What this task involves:
In the entries from the line with "- description-hscroll[interactable]: ◀ ▶: [992, 621, 1214, 639]" to the line with "- category-baby-care[interactable]: Baby", substitute "basket-button" for "cart-button" and reproduce only those lines, leaving everything else unchanged.

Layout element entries
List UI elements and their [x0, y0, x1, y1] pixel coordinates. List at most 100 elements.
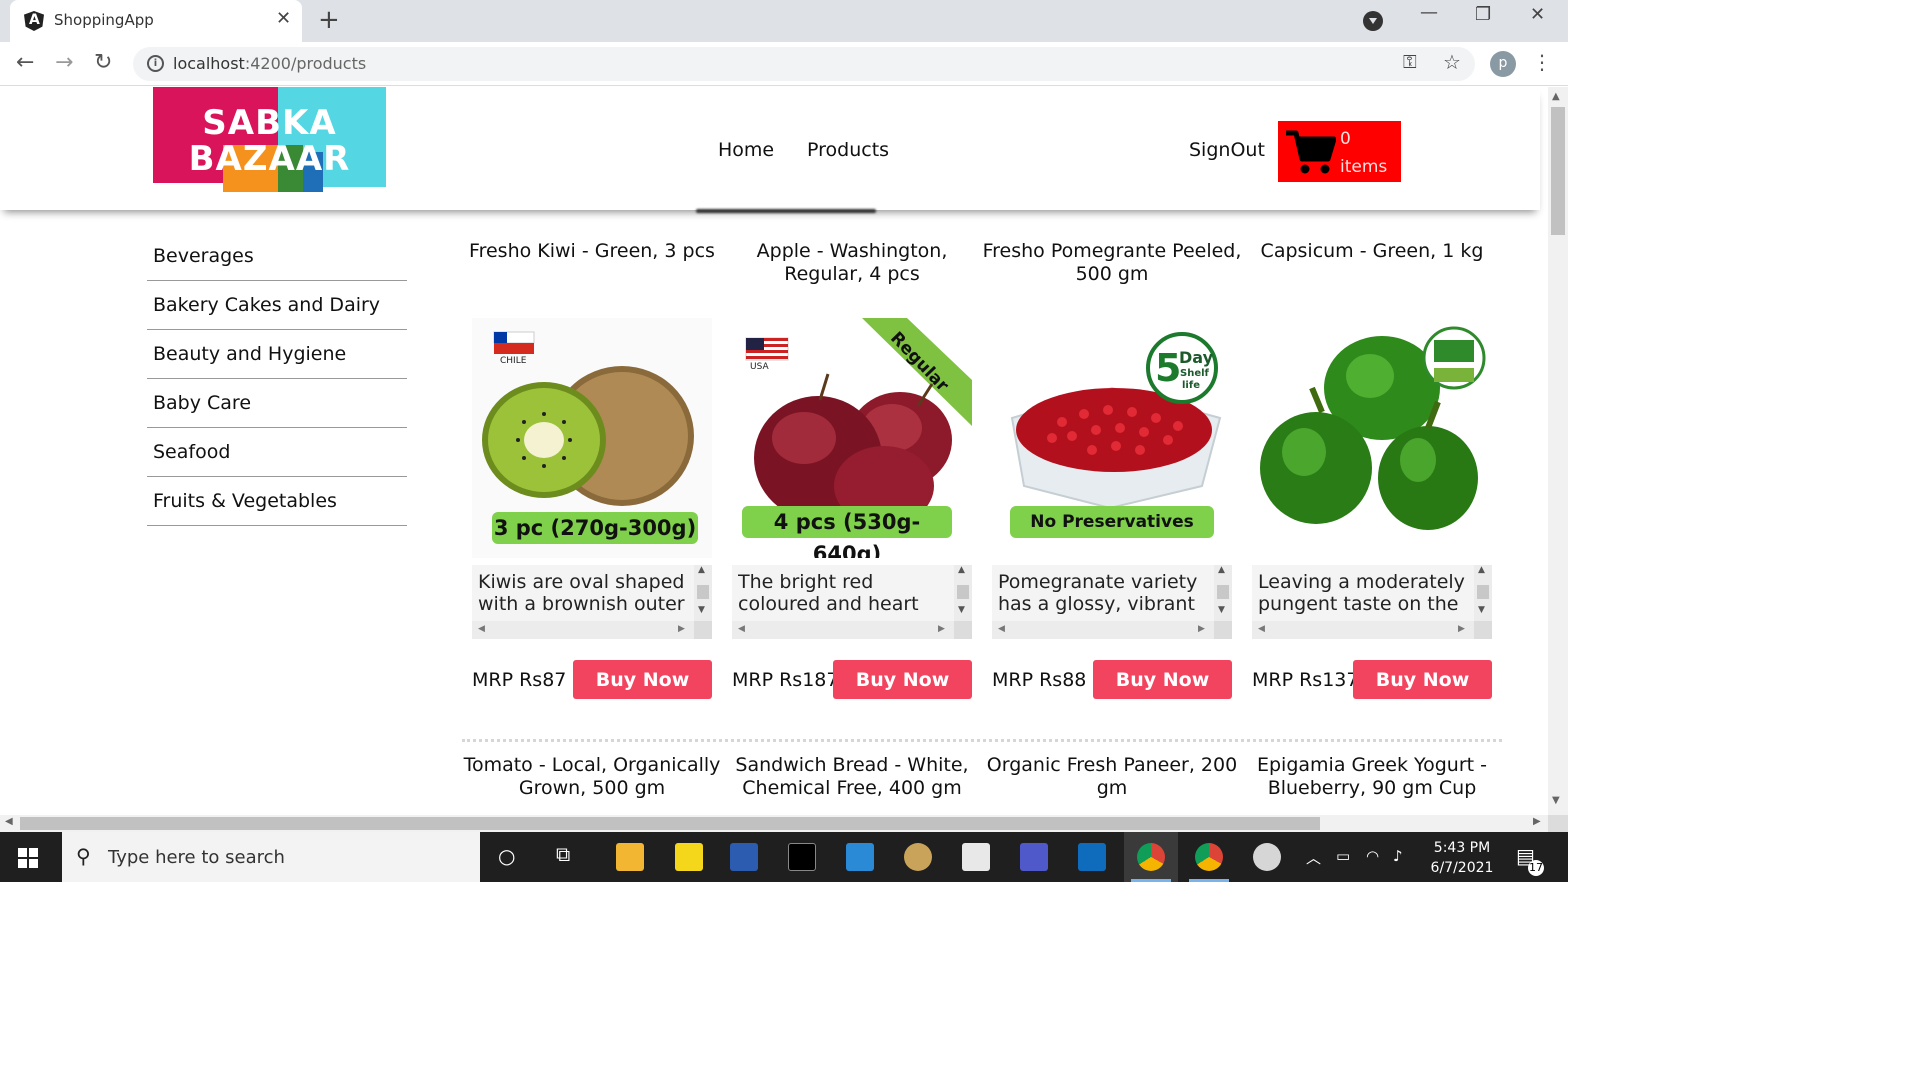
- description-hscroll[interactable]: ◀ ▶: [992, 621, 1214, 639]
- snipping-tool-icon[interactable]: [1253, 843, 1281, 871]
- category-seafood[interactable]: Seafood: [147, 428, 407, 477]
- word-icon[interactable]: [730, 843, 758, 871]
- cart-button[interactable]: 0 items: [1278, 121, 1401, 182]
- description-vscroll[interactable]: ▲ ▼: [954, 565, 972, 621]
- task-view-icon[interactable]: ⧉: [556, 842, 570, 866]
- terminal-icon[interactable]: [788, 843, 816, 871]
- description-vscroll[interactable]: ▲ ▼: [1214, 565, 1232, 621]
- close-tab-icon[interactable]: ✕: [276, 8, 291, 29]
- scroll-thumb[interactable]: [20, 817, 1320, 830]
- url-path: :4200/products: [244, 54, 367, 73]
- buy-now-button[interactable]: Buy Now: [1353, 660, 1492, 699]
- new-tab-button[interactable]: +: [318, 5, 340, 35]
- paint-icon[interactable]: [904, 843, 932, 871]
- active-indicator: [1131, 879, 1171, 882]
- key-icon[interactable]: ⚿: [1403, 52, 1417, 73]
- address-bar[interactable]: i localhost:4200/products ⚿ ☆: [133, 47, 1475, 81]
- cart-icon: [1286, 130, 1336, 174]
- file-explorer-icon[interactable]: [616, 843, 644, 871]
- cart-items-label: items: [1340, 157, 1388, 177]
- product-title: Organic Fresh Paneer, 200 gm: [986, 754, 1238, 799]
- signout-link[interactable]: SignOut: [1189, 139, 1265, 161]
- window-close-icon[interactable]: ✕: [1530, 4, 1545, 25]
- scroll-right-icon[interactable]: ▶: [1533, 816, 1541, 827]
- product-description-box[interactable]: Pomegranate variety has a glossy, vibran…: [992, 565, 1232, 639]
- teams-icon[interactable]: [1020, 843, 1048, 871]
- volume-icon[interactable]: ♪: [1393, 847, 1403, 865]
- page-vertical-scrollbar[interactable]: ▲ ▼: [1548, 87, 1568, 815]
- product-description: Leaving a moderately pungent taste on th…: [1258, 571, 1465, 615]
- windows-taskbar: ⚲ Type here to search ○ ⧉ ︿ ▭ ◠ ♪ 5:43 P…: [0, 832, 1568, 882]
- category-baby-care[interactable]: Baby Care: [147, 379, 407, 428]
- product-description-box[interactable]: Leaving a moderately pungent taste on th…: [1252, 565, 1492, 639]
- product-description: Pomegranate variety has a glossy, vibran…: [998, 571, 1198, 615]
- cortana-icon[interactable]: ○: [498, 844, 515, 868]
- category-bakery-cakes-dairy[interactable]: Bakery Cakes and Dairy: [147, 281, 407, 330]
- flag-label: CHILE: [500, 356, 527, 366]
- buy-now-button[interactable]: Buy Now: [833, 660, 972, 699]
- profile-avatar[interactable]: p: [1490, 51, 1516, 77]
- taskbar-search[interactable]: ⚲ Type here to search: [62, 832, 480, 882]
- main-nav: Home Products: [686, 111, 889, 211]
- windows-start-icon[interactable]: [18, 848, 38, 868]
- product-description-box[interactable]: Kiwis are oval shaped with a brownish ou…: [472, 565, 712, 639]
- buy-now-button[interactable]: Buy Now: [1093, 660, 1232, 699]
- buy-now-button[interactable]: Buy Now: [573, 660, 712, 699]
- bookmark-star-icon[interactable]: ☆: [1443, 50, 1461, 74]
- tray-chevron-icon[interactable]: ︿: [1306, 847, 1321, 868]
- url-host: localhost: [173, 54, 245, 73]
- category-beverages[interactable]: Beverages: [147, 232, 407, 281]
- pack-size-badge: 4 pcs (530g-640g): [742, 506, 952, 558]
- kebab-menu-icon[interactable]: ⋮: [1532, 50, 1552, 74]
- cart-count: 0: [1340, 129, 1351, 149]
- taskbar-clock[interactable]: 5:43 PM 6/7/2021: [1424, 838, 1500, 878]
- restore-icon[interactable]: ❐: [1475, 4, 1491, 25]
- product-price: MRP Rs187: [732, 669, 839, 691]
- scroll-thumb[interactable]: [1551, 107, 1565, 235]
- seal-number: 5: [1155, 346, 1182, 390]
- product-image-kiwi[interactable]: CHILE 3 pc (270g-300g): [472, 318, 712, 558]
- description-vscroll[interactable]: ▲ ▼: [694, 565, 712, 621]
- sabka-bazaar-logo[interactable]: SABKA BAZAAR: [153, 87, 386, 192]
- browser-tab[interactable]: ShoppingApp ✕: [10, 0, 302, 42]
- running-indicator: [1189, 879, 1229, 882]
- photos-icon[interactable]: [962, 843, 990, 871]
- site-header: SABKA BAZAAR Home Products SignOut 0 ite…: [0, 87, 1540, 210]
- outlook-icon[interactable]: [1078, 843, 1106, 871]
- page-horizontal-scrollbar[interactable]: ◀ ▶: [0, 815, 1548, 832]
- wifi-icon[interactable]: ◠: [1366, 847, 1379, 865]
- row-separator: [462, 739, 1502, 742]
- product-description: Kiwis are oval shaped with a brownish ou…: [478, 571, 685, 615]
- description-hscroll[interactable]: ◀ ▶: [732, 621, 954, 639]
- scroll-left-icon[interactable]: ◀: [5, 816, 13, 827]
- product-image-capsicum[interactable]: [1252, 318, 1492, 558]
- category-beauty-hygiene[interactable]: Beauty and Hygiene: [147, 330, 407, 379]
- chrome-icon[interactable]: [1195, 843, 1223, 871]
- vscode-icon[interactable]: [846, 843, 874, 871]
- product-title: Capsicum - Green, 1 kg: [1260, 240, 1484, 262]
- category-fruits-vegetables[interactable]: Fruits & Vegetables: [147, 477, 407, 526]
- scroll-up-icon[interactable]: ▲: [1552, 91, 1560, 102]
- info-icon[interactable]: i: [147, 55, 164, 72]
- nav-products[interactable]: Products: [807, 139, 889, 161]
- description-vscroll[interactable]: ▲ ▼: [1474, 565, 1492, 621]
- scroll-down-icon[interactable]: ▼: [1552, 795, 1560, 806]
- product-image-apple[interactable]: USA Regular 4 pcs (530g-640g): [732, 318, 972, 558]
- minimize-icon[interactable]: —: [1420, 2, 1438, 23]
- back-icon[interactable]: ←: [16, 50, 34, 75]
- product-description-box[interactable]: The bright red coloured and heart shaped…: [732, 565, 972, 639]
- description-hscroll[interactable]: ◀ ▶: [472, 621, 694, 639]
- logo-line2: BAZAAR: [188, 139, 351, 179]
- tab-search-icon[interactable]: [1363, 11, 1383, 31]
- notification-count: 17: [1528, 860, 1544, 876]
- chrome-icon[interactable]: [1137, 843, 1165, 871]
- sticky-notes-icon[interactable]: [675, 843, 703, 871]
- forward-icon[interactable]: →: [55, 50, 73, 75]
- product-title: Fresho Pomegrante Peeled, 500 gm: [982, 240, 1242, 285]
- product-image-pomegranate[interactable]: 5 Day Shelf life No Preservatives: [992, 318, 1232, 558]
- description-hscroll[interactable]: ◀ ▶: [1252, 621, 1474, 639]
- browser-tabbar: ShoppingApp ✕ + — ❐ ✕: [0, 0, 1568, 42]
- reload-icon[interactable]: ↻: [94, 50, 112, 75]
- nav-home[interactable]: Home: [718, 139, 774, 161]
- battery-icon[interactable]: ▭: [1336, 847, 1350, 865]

Exercise response:
- description-hscroll[interactable]: ◀ ▶: [992, 621, 1214, 639]
- snipping-tool-icon[interactable]: [1253, 843, 1281, 871]
- category-seafood[interactable]: Seafood: [147, 428, 407, 477]
- word-icon[interactable]: [730, 843, 758, 871]
- basket-button[interactable]: 0 items: [1278, 121, 1401, 182]
- description-vscroll[interactable]: ▲ ▼: [954, 565, 972, 621]
- task-view-icon[interactable]: ⧉: [556, 842, 570, 866]
- terminal-icon[interactable]: [788, 843, 816, 871]
- description-vscroll[interactable]: ▲ ▼: [1214, 565, 1232, 621]
- close-tab-icon[interactable]: ✕: [276, 8, 291, 29]
- scroll-thumb[interactable]: [20, 817, 1320, 830]
- url-path: :4200/products: [244, 54, 367, 73]
- buy-now-button[interactable]: Buy Now: [1353, 660, 1492, 699]
- new-tab-button[interactable]: +: [318, 5, 340, 35]
- paint-icon[interactable]: [904, 843, 932, 871]
- active-indicator: [1131, 879, 1171, 882]
- key-icon[interactable]: ⚿: [1403, 52, 1417, 73]
- address-bar[interactable]: i localhost:4200/products ⚿ ☆: [133, 47, 1475, 81]
- cart-icon: [1286, 130, 1336, 174]
- file-explorer-icon[interactable]: [616, 843, 644, 871]
- cart-items-label: items: [1340, 157, 1388, 177]
- product-title: Organic Fresh Paneer, 200 gm: [986, 754, 1238, 799]
- signout-link[interactable]: SignOut: [1189, 139, 1265, 161]
- window-close-icon[interactable]: ✕: [1530, 4, 1545, 25]
- scroll-right-icon[interactable]: ▶: [1533, 816, 1541, 827]
- product-description-box[interactable]: Pomegranate variety has a glossy, vibran…: [992, 565, 1232, 639]
- teams-icon[interactable]: [1020, 843, 1048, 871]
- volume-icon[interactable]: ♪: [1393, 847, 1403, 865]
- page-vertical-scrollbar[interactable]: ▲ ▼: [1548, 87, 1568, 815]
- product-description: Leaving a moderately pungent taste on th…: [1258, 571, 1465, 615]
- windows-taskbar: ⚲ Type here to search ○ ⧉ ︿ ▭ ◠ ♪ 5:43 P…: [0, 832, 1568, 882]
- category-baby-care[interactable]: Baby Care: [147, 379, 407, 428]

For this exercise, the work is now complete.